Requirement: Present the entries from the start through the line containing "149 892 170</box>", inclusive, as a Markdown table with the columns Row and Line, where Row is the row number and Line holds the line itself. Leave out blank lines.

Data extracted from a collection
——————

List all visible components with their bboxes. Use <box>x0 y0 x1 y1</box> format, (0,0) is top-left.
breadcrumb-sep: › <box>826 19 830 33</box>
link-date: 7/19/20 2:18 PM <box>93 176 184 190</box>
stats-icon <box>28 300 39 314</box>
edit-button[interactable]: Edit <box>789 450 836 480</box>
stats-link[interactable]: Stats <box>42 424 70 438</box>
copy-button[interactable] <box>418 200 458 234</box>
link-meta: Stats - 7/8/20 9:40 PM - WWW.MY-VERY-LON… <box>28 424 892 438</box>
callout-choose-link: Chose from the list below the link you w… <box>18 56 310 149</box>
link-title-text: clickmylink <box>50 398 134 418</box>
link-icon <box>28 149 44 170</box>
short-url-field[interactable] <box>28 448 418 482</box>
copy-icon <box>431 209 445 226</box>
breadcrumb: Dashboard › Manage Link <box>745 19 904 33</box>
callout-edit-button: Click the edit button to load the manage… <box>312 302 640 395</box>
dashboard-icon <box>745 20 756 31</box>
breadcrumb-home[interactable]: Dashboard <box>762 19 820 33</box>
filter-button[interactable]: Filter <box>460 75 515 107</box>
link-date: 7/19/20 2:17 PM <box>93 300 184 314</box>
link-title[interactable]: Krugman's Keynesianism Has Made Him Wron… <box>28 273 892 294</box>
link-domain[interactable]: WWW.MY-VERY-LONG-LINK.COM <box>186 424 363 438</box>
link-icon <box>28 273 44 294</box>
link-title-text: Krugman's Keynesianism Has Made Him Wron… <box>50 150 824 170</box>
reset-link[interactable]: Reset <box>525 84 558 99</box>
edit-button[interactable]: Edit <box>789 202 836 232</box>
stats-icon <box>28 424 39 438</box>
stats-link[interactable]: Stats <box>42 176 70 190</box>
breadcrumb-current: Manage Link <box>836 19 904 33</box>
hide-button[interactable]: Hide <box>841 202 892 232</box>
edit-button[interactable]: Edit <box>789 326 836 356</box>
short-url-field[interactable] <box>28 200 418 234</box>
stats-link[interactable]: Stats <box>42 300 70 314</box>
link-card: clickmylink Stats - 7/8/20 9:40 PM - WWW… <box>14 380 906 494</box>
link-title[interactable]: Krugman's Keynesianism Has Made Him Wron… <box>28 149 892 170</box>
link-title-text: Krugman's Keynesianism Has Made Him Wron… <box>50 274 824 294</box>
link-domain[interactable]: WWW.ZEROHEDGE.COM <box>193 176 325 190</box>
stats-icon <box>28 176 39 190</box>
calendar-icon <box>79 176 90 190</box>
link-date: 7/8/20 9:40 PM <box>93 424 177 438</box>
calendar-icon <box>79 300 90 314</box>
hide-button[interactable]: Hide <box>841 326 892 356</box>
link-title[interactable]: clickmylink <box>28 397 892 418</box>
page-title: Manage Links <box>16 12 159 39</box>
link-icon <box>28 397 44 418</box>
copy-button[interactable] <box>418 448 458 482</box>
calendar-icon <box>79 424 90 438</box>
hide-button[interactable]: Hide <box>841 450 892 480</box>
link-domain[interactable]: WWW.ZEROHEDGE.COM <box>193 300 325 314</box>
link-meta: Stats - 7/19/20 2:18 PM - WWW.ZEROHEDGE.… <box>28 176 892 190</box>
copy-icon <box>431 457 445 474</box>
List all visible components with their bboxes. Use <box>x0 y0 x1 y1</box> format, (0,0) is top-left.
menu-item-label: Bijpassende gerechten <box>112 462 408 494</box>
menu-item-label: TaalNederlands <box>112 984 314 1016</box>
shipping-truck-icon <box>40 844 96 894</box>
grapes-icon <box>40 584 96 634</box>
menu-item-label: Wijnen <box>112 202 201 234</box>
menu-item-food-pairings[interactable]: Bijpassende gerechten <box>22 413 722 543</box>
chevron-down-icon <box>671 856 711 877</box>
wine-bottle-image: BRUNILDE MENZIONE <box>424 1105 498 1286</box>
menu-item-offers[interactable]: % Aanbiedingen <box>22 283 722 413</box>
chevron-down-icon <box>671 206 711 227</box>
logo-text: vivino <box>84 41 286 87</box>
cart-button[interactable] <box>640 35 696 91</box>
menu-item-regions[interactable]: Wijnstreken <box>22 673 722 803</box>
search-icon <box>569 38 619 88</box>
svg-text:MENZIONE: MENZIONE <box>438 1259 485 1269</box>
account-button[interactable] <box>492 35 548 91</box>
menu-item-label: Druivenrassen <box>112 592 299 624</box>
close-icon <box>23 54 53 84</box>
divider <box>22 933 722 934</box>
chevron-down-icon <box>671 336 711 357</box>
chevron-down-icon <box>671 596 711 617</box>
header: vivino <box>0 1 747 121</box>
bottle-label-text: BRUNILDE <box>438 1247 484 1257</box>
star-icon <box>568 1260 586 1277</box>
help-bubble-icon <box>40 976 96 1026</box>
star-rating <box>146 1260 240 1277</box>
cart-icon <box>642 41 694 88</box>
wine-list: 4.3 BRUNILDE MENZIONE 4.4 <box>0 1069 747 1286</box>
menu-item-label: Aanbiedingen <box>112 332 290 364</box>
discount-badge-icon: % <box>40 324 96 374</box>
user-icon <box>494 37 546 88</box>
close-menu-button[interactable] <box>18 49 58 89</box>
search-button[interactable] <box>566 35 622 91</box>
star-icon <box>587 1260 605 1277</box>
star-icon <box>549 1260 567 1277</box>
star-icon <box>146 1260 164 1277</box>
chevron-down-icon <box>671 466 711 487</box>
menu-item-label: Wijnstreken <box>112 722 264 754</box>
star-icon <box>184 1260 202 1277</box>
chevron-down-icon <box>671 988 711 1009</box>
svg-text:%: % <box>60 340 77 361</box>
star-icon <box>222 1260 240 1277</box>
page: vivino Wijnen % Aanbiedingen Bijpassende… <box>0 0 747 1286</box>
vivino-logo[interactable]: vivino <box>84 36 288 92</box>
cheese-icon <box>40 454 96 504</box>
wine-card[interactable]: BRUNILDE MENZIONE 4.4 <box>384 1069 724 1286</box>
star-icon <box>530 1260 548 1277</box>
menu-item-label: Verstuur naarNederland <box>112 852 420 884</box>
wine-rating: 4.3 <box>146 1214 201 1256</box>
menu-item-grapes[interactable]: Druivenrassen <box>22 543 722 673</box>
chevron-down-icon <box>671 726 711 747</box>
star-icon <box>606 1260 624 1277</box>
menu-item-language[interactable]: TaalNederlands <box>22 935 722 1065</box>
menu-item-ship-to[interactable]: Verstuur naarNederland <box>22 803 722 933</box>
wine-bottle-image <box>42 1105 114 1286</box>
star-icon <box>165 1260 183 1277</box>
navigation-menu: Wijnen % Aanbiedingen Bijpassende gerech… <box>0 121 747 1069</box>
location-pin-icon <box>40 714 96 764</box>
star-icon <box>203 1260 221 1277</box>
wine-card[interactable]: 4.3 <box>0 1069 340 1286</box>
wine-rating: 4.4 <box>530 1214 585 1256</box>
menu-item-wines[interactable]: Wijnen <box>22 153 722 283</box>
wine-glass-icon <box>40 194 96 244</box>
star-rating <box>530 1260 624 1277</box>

——————

Reply:
| Row | Line |
|---|---|
| 1 | List all visible components with their bboxes. Use <box>x0 y0 x1 y1</box> format, (0,0) is top-left. |
| 2 | breadcrumb-sep: › <box>826 19 830 33</box> |
| 3 | link-date: 7/19/20 2:18 PM <box>93 176 184 190</box> |
| 4 | stats-icon <box>28 300 39 314</box> |
| 5 | edit-button[interactable]: Edit <box>789 450 836 480</box> |
| 6 | stats-link[interactable]: Stats <box>42 424 70 438</box> |
| 7 | copy-button[interactable] <box>418 200 458 234</box> |
| 8 | link-meta: Stats - 7/8/20 9:40 PM - WWW.MY-VERY-LON… <box>28 424 892 438</box> |
| 9 | callout-choose-link: Chose from the list below the link you w… <box>18 56 310 149</box> |
| 10 | link-title-text: clickmylink <box>50 398 134 418</box> |
| 11 | link-icon <box>28 149 44 170</box> |
| 12 | short-url-field[interactable] <box>28 448 418 482</box> |
| 13 | copy-icon <box>431 209 445 226</box> |
| 14 | breadcrumb: Dashboard › Manage Link <box>745 19 904 33</box> |
| 15 | callout-edit-button: Click the edit button to load the manage… <box>312 302 640 395</box> |
| 16 | dashboard-icon <box>745 20 756 31</box> |
| 17 | breadcrumb-home[interactable]: Dashboard <box>762 19 820 33</box> |
| 18 | filter-button[interactable]: Filter <box>460 75 515 107</box> |
| 19 | link-date: 7/19/20 2:17 PM <box>93 300 184 314</box> |
| 20 | link-title[interactable]: Krugman's Keynesianism Has Made Him Wron… <box>28 273 892 294</box> |
| 21 | link-domain[interactable]: WWW.MY-VERY-LONG-LINK.COM <box>186 424 363 438</box> |
| 22 | link-icon <box>28 273 44 294</box> |
| 23 | link-title-text: Krugman's Keynesianism Has Made Him Wron… <box>50 150 824 170</box> |
| 24 | reset-link[interactable]: Reset <box>525 84 558 99</box> |
| 25 | edit-button[interactable]: Edit <box>789 202 836 232</box> |
| 26 | stats-icon <box>28 424 39 438</box> |
| 27 | stats-link[interactable]: Stats <box>42 176 70 190</box> |
| 28 | breadcrumb-current: Manage Link <box>836 19 904 33</box> |
| 29 | hide-button[interactable]: Hide <box>841 202 892 232</box> |
| 30 | edit-button[interactable]: Edit <box>789 326 836 356</box> |
| 31 | short-url-field[interactable] <box>28 200 418 234</box> |
| 32 | stats-link[interactable]: Stats <box>42 300 70 314</box> |
| 33 | link-card: clickmylink Stats - 7/8/20 9:40 PM - WWW… <box>14 380 906 494</box> |
| 34 | link-title[interactable]: Krugman's Keynesianism Has Made Him Wron… <box>28 149 892 170</box> |